------ Data supplied ------
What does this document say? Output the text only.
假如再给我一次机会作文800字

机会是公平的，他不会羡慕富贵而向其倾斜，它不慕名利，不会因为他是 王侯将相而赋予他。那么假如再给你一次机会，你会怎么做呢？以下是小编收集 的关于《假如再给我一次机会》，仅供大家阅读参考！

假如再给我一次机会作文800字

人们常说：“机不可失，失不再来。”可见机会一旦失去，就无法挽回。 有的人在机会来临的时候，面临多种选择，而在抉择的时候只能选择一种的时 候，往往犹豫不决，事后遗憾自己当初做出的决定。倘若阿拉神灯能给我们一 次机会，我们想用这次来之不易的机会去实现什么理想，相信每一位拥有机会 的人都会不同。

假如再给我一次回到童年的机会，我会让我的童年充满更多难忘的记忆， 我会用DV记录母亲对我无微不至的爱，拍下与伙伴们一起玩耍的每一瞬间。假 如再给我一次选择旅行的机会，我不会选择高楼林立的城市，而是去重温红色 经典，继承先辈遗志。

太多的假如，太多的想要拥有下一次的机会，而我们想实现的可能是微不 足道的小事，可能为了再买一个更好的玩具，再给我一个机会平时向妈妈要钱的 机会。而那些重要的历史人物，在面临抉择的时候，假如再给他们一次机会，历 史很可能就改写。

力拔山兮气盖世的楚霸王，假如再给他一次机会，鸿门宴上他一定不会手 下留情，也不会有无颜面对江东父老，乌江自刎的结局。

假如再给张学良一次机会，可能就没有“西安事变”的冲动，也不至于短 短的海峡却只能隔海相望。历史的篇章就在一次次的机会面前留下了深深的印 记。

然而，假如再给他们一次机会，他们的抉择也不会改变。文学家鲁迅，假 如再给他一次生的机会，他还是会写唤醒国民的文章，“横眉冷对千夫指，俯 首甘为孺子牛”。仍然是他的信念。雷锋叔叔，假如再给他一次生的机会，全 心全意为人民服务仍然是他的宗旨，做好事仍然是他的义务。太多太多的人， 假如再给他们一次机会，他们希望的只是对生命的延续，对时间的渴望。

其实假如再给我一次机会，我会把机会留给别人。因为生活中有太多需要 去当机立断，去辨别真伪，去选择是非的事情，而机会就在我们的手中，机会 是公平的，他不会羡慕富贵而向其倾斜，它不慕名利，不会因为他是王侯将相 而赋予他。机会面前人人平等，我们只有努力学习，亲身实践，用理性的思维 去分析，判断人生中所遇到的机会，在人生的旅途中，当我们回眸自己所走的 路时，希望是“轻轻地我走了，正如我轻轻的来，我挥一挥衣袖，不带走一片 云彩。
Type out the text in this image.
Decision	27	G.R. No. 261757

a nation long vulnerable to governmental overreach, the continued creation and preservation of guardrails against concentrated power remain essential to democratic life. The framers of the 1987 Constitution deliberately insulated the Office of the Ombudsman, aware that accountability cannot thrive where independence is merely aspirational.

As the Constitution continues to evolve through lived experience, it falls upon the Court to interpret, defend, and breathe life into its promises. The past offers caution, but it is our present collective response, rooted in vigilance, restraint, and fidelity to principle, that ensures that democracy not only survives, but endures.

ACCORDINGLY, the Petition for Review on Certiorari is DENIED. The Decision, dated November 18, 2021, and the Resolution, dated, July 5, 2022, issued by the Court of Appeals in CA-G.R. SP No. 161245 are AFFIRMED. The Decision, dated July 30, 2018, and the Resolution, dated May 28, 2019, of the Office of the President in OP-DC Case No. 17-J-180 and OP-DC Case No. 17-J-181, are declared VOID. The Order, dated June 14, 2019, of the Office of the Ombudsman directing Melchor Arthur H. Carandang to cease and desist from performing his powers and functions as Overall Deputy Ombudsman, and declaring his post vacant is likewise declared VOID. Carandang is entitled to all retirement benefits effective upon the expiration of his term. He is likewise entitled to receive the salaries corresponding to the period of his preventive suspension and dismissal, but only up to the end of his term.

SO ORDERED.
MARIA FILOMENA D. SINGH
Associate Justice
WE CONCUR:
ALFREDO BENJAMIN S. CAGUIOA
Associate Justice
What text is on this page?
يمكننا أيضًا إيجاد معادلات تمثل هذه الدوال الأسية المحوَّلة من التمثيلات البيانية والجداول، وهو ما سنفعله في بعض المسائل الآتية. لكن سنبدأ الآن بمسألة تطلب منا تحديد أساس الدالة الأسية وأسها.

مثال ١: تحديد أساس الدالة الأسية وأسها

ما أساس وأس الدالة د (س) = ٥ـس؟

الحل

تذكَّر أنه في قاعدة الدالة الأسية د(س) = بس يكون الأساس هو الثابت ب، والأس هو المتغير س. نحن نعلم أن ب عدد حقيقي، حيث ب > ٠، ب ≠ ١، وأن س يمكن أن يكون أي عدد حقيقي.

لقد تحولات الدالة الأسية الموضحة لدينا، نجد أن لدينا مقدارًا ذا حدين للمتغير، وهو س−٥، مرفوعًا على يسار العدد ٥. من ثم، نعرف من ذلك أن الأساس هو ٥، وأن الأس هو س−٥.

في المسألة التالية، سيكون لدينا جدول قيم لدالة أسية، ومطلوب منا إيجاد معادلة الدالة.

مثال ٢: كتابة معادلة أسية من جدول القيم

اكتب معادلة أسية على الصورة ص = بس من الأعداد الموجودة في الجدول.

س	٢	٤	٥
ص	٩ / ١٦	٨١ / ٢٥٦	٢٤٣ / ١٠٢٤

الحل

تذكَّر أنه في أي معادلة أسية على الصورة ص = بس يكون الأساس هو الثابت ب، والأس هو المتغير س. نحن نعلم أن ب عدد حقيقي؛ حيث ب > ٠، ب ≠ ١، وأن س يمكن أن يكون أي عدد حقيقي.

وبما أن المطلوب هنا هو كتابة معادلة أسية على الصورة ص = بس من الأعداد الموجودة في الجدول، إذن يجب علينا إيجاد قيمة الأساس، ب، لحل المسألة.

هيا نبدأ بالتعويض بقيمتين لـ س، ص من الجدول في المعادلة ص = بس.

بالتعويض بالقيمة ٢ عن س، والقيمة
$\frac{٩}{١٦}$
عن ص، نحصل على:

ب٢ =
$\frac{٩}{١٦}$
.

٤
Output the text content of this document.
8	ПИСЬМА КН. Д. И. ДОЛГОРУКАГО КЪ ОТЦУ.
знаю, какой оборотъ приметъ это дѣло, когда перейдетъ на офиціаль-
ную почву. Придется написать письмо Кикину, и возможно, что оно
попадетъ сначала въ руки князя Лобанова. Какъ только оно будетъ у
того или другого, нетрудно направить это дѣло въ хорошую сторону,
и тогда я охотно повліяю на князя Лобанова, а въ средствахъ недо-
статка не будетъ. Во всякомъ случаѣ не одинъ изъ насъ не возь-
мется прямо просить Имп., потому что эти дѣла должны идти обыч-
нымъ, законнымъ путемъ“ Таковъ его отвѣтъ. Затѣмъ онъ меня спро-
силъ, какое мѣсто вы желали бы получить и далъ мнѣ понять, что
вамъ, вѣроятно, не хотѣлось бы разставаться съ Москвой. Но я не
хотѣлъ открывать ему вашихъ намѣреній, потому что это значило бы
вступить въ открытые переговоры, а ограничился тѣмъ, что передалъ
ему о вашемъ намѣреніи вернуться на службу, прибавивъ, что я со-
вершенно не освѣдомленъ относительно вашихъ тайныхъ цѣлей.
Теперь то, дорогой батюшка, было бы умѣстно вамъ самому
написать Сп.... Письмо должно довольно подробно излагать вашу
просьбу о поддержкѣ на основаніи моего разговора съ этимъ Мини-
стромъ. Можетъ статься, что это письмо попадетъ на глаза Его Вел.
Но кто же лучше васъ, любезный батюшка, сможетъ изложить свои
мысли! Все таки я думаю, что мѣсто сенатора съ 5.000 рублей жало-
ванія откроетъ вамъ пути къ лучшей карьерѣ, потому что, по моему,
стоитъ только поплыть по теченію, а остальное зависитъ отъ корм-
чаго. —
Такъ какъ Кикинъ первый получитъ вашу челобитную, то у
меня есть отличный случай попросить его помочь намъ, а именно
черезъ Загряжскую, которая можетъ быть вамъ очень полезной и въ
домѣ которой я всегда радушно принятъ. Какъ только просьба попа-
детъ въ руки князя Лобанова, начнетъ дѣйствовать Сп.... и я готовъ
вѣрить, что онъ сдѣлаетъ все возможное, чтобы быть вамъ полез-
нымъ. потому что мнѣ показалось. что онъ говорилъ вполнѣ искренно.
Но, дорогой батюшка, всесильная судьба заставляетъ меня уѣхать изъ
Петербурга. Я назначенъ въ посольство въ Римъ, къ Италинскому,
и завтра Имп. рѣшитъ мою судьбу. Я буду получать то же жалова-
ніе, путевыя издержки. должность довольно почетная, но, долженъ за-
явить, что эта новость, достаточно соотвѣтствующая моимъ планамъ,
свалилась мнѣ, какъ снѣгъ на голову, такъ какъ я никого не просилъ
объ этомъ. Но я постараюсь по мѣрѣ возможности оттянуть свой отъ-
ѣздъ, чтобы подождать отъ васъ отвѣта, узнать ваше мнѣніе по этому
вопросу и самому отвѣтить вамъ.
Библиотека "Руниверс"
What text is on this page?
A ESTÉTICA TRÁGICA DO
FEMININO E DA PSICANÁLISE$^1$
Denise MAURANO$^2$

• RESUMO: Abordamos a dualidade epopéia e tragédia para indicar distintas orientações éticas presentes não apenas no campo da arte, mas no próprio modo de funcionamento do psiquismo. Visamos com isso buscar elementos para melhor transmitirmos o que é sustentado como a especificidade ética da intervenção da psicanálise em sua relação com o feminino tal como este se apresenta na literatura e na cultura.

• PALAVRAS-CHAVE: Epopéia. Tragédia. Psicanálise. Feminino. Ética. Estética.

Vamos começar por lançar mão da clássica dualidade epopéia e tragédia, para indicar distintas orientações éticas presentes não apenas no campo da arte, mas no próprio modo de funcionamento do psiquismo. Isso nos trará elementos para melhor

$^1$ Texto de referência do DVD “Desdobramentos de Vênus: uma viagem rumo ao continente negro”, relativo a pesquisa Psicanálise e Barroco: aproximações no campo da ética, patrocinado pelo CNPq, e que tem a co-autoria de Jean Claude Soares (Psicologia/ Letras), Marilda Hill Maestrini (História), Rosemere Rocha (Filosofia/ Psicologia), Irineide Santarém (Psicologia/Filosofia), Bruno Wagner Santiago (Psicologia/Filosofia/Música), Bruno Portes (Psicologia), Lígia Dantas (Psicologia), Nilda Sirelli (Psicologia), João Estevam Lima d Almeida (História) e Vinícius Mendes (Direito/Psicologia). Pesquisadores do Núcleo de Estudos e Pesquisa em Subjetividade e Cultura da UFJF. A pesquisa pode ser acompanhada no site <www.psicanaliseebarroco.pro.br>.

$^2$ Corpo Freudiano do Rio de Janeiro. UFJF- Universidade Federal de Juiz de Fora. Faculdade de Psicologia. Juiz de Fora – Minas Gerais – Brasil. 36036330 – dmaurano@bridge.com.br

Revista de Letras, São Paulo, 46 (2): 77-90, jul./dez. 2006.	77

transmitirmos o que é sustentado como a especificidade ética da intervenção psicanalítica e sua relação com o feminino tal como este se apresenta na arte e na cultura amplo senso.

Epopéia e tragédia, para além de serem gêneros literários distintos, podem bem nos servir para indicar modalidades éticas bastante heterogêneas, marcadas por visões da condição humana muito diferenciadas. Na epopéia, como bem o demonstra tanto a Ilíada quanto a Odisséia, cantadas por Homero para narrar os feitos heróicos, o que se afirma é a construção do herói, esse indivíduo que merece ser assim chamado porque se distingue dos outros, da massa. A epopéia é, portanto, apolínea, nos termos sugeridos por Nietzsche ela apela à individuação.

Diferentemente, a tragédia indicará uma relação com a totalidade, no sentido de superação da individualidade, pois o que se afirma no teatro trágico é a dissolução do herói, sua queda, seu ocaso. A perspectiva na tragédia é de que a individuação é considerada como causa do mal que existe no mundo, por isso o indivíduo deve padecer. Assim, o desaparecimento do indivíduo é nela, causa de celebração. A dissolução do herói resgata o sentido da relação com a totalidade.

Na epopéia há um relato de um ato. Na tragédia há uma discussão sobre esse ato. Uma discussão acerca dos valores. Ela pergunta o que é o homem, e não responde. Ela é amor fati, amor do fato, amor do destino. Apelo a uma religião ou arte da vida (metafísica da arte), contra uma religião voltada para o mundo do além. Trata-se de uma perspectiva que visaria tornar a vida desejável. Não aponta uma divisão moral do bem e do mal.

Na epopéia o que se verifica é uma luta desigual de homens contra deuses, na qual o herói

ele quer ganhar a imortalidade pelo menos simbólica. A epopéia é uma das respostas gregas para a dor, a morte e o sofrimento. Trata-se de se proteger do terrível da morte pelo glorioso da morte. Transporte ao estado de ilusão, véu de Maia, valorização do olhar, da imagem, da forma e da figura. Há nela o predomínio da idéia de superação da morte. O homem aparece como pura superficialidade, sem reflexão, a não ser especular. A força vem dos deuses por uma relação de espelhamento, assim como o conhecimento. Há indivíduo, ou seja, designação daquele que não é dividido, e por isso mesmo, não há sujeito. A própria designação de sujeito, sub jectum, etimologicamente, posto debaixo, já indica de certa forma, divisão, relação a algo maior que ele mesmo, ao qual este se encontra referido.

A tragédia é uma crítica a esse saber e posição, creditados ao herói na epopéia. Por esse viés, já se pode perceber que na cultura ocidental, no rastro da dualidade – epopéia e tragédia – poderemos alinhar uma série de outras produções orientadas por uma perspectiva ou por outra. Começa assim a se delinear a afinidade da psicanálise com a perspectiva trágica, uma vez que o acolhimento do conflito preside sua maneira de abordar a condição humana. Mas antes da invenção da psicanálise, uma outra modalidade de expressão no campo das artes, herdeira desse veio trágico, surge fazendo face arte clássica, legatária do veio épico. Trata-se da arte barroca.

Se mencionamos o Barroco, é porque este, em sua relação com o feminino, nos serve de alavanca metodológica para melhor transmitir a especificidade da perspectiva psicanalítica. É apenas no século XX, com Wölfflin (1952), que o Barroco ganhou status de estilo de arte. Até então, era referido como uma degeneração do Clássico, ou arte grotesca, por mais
------
## What is asked
Look through the entries above and list every line containing "trágico".

## Completed task
Diferentemente, a tragédia indicará uma relação com a totalidade, no sentido de superação da individualidade, pois o que se afirma no teatro trágico é a dissolução do herói, sua queda, seu ocaso. A perspectiva na tragédia é de que a individuação é considerada como causa do mal que existe no mundo, por isso o indivíduo deve padecer. Assim, o desaparecimento do indivíduo é nela, causa de celebração. A dissolução do herói resgata o sentido da relação com a totalidade.
A tragédia é uma crítica a esse saber e posição, creditados ao herói na epopéia. Por esse viés, já se pode perceber que na cultura ocidental, no rastro da dualidade – epopéia e tragédia – poderemos alinhar uma série de outras produções orientadas por uma perspectiva ou por outra. Começa assim a se delinear a afinidade da psicanálise com a perspectiva trágica, uma vez que o acolhimento do conflito preside sua maneira de abordar a condição humana. Mas antes da invenção da psicanálise, uma outra modalidade de expressão no campo das artes, herdeira desse veio trágico, surge fazendo face arte clássica, legatária do veio épico. Trata-se da arte barroca.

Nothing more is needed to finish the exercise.